## Exercise description
Below are entries to be transcribed exactly; exclude the pictures from the copy.

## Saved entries
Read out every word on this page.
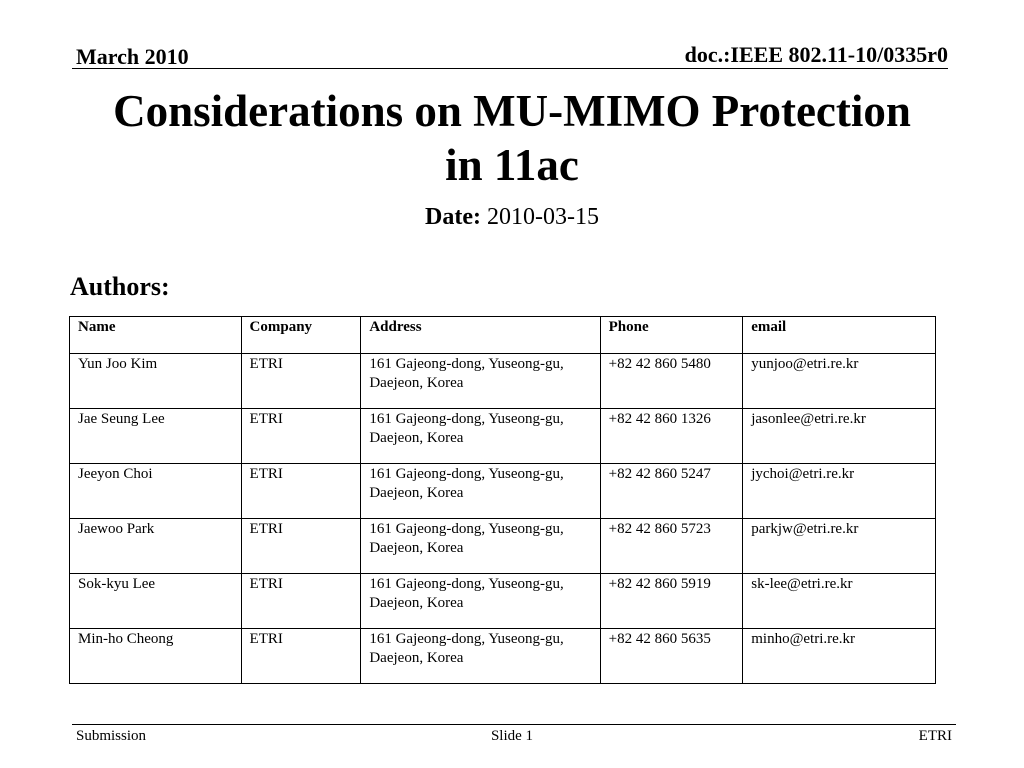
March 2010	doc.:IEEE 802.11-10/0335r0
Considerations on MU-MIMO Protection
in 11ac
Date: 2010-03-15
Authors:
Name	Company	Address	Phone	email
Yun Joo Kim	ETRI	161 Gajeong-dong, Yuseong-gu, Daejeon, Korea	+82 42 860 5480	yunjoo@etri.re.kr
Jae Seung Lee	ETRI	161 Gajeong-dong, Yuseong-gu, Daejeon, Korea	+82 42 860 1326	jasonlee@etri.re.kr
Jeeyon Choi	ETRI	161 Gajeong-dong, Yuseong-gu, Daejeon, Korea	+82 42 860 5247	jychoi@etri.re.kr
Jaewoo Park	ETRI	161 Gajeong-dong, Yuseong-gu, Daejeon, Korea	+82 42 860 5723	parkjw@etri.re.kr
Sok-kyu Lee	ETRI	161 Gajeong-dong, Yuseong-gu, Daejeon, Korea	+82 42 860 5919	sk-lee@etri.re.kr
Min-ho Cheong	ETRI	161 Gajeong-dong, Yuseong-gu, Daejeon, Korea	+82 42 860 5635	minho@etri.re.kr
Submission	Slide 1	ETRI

## Final result
Read out every word on this page.
March 2010	doc.:IEEE 802.11-10/0335r0
Considerations on MU-MIMO Protection
in 11ac
Date: 2010-03-15
Authors:
Name	Company	Address	Phone	email
Yun Joo Kim	ETRI	161 Gajeong-dong, Yuseong-gu, Daejeon, Korea	+82 42 860 5480	yunjoo@etri.re.kr
Jae Seung Lee	ETRI	161 Gajeong-dong, Yuseong-gu, Daejeon, Korea	+82 42 860 1326	jasonlee@etri.re.kr
Jeeyon Choi	ETRI	161 Gajeong-dong, Yuseong-gu, Daejeon, Korea	+82 42 860 5247	jychoi@etri.re.kr
Jaewoo Park	ETRI	161 Gajeong-dong, Yuseong-gu, Daejeon, Korea	+82 42 860 5723	parkjw@etri.re.kr
Sok-kyu Lee	ETRI	161 Gajeong-dong, Yuseong-gu, Daejeon, Korea	+82 42 860 5919	sk-lee@etri.re.kr
Min-ho Cheong	ETRI	161 Gajeong-dong, Yuseong-gu, Daejeon, Korea	+82 42 860 5635	minho@etri.re.kr
Submission	Slide 1	ETRI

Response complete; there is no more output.